- [TASK REQUIREMENTS]:
Search the material for the word "label" and report each line where it turns up.

[Recorded data]
━━━━━━━━

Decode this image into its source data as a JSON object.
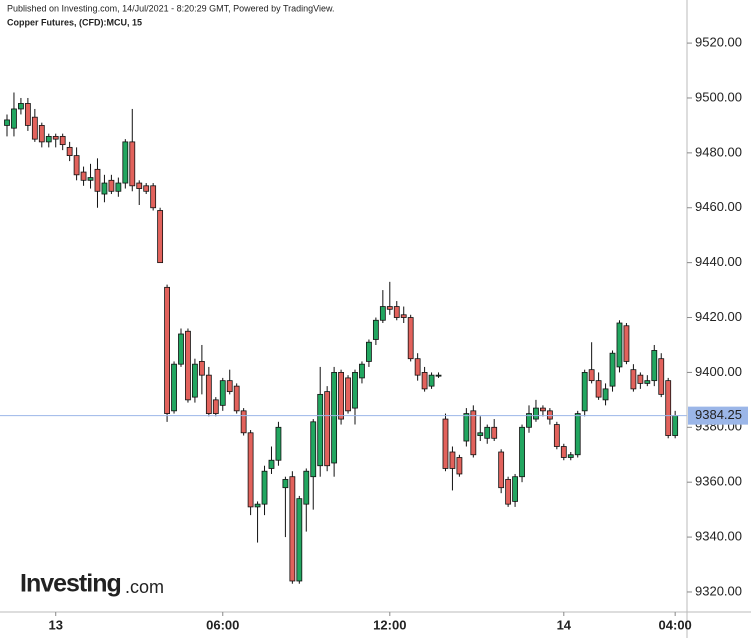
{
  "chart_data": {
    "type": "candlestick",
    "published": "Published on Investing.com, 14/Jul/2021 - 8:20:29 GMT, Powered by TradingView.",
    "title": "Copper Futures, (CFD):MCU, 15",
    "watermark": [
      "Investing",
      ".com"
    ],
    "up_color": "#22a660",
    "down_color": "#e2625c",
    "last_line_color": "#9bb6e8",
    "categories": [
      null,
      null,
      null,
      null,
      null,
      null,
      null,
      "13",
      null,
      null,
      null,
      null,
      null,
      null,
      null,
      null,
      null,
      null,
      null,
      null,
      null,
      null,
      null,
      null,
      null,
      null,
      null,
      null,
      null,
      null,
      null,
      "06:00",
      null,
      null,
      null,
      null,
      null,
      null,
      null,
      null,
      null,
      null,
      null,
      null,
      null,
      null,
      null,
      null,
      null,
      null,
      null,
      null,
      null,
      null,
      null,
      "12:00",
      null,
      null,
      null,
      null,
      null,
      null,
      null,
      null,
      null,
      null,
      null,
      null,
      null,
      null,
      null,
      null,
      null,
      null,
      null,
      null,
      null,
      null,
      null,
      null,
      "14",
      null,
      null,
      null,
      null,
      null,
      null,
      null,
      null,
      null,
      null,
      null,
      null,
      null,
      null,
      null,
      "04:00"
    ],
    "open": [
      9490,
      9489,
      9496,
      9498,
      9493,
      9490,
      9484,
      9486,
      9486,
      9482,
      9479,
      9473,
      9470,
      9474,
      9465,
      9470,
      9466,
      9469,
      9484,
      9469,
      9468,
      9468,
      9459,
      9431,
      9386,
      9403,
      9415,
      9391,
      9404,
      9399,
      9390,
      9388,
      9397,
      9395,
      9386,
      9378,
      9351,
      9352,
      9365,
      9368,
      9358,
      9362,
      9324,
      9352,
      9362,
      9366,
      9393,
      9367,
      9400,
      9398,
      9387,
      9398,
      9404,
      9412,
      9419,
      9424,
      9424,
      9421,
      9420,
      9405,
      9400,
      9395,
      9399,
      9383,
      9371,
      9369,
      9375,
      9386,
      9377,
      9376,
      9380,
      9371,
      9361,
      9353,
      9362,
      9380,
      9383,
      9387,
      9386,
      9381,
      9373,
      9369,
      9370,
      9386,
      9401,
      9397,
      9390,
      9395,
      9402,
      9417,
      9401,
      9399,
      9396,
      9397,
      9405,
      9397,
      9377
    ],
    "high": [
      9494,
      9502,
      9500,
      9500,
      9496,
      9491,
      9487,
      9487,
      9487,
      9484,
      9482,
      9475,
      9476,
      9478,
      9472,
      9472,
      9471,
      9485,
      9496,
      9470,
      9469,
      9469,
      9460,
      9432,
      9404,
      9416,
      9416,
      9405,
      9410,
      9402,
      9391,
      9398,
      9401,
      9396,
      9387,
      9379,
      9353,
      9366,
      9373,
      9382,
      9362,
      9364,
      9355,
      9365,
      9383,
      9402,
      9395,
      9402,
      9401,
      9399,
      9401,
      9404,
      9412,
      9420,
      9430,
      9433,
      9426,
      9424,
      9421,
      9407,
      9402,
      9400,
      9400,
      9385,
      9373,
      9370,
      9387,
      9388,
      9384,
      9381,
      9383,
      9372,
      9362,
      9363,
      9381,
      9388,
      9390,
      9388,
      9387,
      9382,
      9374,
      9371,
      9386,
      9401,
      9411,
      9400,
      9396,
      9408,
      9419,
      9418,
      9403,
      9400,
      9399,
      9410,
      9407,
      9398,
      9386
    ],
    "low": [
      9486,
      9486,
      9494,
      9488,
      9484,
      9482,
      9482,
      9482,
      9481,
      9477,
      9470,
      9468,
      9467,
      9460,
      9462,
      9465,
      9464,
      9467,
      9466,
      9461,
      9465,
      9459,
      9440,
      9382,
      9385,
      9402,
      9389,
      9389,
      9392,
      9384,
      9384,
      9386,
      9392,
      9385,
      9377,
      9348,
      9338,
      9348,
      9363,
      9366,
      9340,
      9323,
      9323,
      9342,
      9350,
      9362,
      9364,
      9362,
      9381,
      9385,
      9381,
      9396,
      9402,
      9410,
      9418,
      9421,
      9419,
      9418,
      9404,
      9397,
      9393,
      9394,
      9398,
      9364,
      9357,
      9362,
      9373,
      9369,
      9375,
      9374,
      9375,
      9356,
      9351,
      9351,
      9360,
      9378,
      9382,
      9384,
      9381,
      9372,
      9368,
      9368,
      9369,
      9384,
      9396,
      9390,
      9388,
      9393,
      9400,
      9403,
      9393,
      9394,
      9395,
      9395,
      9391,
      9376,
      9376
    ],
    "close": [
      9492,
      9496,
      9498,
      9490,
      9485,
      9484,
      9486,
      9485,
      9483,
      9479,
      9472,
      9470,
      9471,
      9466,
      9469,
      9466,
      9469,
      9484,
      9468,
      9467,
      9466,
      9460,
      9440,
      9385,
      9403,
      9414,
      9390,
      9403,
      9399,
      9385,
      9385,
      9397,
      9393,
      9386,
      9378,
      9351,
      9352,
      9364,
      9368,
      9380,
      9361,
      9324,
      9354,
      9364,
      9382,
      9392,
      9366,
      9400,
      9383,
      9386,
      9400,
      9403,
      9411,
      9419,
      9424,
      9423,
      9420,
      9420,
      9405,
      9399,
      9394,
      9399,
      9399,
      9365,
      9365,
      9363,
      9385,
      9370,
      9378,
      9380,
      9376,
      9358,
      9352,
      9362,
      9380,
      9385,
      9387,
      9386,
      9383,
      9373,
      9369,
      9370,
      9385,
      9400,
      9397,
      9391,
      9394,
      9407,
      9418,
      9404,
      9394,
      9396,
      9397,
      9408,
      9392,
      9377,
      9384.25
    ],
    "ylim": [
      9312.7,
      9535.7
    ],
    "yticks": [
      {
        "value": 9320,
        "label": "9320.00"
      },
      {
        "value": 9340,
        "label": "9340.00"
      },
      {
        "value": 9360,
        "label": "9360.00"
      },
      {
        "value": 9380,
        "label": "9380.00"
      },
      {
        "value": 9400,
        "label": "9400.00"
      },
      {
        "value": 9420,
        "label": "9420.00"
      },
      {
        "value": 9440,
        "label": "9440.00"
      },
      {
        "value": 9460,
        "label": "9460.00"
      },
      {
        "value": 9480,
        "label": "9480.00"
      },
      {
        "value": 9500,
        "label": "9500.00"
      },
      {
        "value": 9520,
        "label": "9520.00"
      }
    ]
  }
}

━━━━━━━━

- [THE SOLUTION]:
        "label": "9320.00"
        "label": "9340.00"
        "label": "9360.00"
        "label": "9380.00"
        "label": "9400.00"
        "label": "9420.00"
        "label": "9440.00"
        "label": "9460.00"
        "label": "9480.00"
        "label": "9500.00"
        "label": "9520.00"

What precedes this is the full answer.